WHAT YOU HAVE TO DO =
Work out how many lines of the material below mention the word "selected"; reply with the number only.

MATERIAL FOR THE TASK =

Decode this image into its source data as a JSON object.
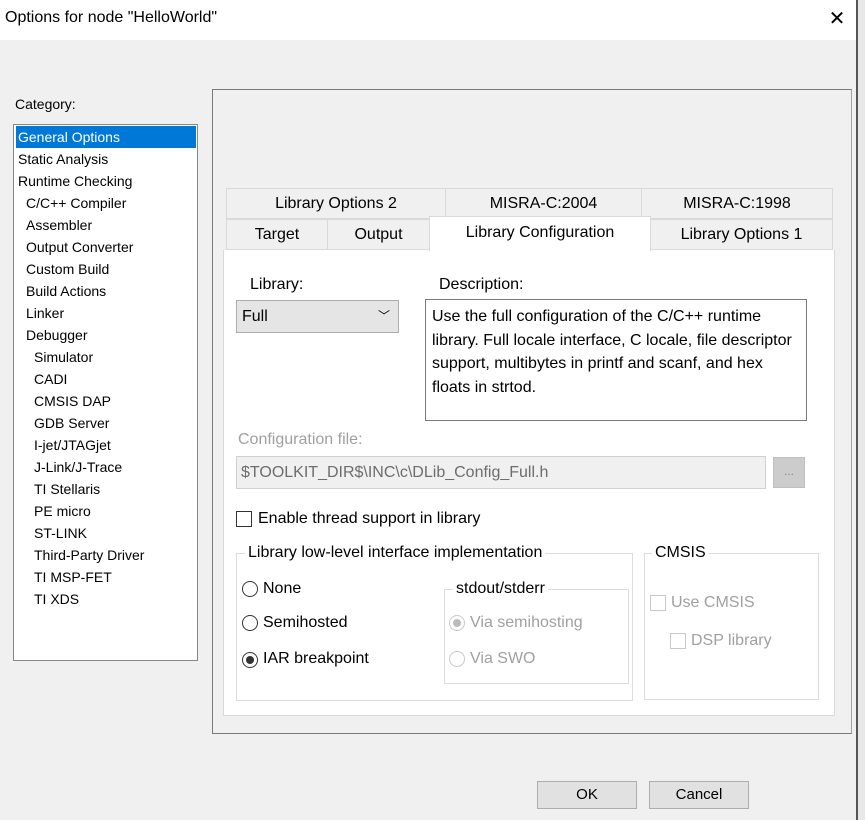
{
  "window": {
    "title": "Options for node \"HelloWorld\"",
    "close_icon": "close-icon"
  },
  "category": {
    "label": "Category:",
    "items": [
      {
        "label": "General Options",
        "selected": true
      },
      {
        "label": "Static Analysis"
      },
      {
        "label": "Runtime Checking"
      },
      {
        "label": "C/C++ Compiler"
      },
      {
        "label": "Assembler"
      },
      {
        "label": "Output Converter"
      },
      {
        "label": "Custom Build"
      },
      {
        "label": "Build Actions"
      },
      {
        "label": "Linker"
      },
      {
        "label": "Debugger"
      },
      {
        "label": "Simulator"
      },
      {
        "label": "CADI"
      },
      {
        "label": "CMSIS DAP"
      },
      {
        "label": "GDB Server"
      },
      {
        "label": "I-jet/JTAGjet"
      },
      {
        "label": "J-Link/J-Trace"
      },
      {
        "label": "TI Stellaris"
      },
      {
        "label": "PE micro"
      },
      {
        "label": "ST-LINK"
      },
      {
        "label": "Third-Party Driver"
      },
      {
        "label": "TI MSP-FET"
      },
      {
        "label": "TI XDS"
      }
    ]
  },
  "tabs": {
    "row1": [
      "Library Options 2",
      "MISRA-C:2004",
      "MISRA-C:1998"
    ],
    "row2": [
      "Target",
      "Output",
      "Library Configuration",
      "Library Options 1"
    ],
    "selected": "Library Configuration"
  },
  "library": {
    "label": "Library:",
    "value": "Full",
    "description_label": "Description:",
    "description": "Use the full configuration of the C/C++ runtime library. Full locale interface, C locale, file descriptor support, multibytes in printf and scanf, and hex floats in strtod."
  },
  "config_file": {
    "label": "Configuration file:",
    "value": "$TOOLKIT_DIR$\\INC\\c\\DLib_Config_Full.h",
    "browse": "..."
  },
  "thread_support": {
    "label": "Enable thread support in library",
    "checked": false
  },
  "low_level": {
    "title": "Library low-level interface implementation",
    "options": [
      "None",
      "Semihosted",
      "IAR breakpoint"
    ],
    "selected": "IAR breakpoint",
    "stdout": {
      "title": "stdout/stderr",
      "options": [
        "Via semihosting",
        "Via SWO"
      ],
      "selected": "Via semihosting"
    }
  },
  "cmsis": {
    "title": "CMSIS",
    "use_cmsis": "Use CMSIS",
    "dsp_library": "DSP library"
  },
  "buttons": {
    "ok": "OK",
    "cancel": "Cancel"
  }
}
* * *
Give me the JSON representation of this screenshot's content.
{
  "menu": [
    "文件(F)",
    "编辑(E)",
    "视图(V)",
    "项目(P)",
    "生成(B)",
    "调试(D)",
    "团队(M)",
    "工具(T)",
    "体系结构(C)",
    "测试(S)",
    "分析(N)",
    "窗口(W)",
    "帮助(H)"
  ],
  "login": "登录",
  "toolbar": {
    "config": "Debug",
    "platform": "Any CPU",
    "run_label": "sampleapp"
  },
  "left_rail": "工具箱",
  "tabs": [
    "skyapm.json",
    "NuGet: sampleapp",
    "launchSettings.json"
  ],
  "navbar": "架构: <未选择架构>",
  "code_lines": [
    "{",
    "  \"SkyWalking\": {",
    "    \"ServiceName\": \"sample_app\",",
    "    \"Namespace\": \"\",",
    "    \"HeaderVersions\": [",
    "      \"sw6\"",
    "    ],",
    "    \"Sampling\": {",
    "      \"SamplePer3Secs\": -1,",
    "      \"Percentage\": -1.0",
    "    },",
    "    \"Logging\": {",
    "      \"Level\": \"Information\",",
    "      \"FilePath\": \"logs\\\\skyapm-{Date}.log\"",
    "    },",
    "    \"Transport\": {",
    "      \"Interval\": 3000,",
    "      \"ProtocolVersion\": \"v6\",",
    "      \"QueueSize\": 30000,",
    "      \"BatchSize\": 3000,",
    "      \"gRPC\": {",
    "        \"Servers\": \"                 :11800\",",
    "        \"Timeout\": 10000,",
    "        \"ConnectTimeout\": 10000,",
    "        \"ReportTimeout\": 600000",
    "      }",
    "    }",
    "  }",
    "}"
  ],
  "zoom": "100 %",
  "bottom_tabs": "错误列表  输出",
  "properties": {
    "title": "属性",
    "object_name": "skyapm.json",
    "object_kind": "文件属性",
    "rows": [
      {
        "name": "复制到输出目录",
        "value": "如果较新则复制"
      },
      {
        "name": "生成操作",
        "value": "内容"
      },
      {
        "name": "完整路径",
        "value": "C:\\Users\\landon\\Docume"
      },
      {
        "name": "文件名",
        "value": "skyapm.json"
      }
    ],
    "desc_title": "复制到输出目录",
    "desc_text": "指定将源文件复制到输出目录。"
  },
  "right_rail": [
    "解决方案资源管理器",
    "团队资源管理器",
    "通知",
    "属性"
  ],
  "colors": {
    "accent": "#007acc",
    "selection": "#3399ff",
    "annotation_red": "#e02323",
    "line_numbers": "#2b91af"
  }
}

RESULT BELOW =
4